▶ DATA SHOWN

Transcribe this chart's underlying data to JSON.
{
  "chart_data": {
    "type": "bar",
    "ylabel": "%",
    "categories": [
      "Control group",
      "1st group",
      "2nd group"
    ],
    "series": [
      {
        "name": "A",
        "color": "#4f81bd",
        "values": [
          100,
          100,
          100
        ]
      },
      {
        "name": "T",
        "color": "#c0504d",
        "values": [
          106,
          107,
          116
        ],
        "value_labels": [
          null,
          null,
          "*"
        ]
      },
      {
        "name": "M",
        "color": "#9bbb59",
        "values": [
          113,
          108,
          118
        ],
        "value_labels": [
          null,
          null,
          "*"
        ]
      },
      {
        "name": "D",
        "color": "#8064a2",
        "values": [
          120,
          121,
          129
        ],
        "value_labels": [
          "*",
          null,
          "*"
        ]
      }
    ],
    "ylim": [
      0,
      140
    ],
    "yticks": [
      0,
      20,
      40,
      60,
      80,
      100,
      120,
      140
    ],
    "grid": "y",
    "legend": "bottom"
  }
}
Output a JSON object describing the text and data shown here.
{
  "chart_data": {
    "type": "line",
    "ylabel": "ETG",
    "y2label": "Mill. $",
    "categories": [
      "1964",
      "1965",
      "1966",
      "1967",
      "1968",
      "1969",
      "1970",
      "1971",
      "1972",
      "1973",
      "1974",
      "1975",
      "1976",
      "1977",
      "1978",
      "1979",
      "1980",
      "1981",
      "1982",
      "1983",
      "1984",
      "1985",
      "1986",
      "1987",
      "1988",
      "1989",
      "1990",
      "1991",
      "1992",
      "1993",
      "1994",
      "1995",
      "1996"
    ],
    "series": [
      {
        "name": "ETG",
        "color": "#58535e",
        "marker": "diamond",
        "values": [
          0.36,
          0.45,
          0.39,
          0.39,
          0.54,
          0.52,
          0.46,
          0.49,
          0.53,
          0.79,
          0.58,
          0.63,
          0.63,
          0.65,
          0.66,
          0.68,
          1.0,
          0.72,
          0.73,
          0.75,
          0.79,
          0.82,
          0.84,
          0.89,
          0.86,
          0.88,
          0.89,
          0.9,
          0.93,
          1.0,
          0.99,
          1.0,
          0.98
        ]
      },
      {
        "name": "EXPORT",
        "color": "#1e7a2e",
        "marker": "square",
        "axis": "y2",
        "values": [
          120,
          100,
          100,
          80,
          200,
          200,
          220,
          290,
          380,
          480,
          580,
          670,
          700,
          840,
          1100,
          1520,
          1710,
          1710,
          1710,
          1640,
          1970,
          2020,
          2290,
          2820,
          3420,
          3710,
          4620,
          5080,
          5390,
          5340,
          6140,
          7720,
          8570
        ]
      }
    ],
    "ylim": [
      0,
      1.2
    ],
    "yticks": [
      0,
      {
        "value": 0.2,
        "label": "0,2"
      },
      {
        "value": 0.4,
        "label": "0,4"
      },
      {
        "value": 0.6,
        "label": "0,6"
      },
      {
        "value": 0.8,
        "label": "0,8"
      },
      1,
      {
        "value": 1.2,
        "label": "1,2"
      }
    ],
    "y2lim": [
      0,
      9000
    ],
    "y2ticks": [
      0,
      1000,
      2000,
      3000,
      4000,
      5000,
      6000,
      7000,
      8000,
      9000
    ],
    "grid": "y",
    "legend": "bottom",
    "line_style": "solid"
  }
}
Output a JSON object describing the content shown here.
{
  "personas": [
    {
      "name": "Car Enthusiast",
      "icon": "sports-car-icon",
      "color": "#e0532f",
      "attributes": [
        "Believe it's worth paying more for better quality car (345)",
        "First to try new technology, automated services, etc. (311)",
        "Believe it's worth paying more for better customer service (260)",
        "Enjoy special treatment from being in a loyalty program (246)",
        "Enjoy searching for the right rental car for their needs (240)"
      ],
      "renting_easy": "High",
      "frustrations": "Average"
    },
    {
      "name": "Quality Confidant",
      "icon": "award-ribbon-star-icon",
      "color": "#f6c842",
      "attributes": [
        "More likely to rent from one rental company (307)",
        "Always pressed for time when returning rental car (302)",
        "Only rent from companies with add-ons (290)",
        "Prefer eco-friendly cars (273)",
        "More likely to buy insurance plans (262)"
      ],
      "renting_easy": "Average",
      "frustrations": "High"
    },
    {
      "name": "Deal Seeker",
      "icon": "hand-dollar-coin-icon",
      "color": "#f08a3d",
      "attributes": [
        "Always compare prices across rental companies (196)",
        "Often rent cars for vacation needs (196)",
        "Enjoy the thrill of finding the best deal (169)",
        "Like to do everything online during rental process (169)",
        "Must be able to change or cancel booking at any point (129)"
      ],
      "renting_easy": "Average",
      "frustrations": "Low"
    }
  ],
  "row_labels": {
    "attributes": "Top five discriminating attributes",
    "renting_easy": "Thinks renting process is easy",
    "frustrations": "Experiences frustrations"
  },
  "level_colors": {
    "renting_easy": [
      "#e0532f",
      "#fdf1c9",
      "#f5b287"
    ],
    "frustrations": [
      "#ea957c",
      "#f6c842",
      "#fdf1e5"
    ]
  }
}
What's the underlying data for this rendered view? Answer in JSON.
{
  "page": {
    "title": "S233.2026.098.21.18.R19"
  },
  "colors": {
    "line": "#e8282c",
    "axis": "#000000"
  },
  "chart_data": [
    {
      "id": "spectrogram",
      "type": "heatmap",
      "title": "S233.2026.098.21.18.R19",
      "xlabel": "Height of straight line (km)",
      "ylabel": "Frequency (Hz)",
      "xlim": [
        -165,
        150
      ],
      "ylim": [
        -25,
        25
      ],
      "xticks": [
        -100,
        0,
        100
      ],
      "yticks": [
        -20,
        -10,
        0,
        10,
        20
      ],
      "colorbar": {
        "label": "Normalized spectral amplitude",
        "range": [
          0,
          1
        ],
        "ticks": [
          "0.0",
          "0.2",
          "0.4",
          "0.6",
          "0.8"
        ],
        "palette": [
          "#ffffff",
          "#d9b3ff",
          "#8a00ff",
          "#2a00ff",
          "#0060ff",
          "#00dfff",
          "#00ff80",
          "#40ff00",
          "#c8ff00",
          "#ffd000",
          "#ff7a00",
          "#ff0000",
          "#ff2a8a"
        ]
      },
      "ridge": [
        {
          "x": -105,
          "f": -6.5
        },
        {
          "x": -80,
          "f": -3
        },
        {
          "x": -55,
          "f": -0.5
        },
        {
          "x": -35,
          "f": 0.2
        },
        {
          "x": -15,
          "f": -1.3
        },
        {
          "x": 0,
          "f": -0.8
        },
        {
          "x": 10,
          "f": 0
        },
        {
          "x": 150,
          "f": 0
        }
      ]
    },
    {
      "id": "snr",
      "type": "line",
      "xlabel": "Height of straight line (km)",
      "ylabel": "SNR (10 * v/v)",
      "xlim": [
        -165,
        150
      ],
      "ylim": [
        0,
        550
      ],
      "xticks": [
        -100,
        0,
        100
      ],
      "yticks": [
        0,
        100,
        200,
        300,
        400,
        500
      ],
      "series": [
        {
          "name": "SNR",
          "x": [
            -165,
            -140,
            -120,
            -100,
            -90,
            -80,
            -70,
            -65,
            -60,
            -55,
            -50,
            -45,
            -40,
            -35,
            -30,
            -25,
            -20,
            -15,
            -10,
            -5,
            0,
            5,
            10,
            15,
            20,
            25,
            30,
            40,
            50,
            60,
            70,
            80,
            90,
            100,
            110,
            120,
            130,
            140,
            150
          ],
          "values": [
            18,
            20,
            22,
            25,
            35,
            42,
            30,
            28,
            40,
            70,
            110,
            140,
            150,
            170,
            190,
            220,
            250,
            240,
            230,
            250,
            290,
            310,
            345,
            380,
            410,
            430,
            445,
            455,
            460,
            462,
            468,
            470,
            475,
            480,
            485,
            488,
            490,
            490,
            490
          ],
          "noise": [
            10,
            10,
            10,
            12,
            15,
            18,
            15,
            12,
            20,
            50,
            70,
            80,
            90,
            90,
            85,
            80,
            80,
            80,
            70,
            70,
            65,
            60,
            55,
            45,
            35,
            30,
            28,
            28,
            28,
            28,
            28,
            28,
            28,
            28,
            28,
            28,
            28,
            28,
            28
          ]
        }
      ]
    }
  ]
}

▶ REQUIREMENT
From the entries above, select each line containing the string "ylabel".

▶ OUTPUT FOR THIS TASK
    "ylabel": "%",
    "ylabel": "ETG",
      "ylabel": "Frequency (Hz)",
      "ylabel": "SNR (10 * v/v)",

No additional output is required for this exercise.